**Data entries**
══════

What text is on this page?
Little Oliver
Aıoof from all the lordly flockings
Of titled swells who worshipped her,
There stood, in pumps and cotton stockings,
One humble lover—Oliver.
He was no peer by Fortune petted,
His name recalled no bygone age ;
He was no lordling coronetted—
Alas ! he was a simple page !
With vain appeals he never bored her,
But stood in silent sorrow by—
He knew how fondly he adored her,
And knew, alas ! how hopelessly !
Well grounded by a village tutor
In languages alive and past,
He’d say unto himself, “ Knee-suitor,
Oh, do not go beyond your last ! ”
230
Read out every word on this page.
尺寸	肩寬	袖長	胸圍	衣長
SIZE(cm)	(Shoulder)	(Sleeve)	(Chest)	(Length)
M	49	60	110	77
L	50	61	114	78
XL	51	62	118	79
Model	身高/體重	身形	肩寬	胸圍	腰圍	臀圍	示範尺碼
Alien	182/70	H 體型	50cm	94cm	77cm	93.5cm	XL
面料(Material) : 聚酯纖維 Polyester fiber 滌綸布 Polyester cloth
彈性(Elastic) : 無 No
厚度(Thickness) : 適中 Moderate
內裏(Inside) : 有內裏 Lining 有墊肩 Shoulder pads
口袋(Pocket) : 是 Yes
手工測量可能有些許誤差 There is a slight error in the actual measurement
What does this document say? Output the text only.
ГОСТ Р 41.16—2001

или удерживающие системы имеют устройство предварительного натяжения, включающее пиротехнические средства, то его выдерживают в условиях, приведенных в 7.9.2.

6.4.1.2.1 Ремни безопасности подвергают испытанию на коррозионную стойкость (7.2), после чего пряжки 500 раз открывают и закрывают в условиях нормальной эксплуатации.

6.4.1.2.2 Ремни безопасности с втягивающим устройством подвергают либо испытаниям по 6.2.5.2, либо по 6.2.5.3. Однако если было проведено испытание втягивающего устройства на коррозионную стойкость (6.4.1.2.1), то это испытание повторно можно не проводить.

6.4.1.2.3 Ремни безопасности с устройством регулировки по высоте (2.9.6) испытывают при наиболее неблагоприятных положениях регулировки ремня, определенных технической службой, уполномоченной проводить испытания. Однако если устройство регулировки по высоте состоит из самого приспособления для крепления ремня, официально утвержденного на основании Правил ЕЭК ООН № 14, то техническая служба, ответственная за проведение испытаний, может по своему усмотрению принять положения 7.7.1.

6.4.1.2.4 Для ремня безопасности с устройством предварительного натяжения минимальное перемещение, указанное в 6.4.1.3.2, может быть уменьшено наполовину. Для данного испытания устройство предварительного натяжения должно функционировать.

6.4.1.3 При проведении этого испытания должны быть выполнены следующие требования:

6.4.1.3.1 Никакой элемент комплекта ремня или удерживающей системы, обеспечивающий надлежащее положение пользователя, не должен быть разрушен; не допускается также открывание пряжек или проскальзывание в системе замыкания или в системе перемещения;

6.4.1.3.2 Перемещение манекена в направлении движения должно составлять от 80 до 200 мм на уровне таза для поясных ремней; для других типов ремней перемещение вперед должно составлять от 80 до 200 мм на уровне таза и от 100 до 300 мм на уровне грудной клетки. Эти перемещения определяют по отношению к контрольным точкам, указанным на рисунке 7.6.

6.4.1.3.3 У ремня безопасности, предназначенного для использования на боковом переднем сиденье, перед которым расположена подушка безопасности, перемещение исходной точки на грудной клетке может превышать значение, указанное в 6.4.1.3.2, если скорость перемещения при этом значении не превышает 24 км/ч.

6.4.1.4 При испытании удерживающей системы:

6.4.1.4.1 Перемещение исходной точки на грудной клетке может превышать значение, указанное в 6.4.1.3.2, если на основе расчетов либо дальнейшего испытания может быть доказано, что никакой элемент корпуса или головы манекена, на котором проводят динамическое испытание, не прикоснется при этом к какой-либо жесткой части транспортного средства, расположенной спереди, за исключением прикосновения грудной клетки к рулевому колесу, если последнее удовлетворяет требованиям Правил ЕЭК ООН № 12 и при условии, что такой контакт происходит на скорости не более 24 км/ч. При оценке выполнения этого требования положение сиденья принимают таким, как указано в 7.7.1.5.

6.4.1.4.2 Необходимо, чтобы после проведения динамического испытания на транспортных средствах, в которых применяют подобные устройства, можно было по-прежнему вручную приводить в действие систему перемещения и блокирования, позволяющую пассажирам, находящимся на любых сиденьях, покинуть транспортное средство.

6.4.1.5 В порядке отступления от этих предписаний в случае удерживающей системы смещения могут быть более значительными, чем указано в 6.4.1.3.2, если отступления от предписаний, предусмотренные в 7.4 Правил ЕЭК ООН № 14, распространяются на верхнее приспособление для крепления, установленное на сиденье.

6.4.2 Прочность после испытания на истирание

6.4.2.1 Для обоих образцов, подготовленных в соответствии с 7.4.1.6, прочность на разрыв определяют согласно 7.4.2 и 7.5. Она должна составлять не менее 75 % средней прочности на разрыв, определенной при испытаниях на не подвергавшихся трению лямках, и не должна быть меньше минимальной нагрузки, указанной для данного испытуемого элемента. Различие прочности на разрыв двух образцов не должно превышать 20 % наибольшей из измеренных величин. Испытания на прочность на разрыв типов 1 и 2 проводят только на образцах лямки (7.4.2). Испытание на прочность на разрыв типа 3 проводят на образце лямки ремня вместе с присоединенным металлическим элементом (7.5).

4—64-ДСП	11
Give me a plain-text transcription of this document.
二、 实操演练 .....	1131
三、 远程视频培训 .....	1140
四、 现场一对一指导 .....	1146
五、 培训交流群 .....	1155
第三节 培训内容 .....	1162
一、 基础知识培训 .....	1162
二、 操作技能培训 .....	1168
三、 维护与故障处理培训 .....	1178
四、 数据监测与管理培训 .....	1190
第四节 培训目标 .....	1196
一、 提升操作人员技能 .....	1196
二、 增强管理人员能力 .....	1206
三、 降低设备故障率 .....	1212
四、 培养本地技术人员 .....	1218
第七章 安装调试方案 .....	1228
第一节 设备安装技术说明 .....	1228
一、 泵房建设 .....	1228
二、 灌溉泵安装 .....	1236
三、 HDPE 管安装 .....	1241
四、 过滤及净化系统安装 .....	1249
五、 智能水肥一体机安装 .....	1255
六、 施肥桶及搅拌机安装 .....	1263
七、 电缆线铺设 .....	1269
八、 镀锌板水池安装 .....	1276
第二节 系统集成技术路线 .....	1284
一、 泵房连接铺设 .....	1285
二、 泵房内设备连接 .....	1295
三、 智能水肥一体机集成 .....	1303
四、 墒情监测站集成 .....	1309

══════

**Given exercise**
Extract the closing run of lines, starting with the one containing "Give me a plain-text" and ending at the last, exactly as written.

**Response to the task**
Give me a plain-text transcription of this document.
二、 实操演练 .....	1131
三、 远程视频培训 .....	1140
四、 现场一对一指导 .....	1146
五、 培训交流群 .....	1155
第三节 培训内容 .....	1162
一、 基础知识培训 .....	1162
二、 操作技能培训 .....	1168
三、 维护与故障处理培训 .....	1178
四、 数据监测与管理培训 .....	1190
第四节 培训目标 .....	1196
一、 提升操作人员技能 .....	1196
二、 增强管理人员能力 .....	1206
三、 降低设备故障率 .....	1212
四、 培养本地技术人员 .....	1218
第七章 安装调试方案 .....	1228
第一节 设备安装技术说明 .....	1228
一、 泵房建设 .....	1228
二、 灌溉泵安装 .....	1236
三、 HDPE 管安装 .....	1241
四、 过滤及净化系统安装 .....	1249
五、 智能水肥一体机安装 .....	1255
六、 施肥桶及搅拌机安装 .....	1263
七、 电缆线铺设 .....	1269
八、 镀锌板水池安装 .....	1276
第二节 系统集成技术路线 .....	1284
一、 泵房连接铺设 .....	1285
二、 泵房内设备连接 .....	1295
三、 智能水肥一体机集成 .....	1303
四、 墒情监测站集成 .....	1309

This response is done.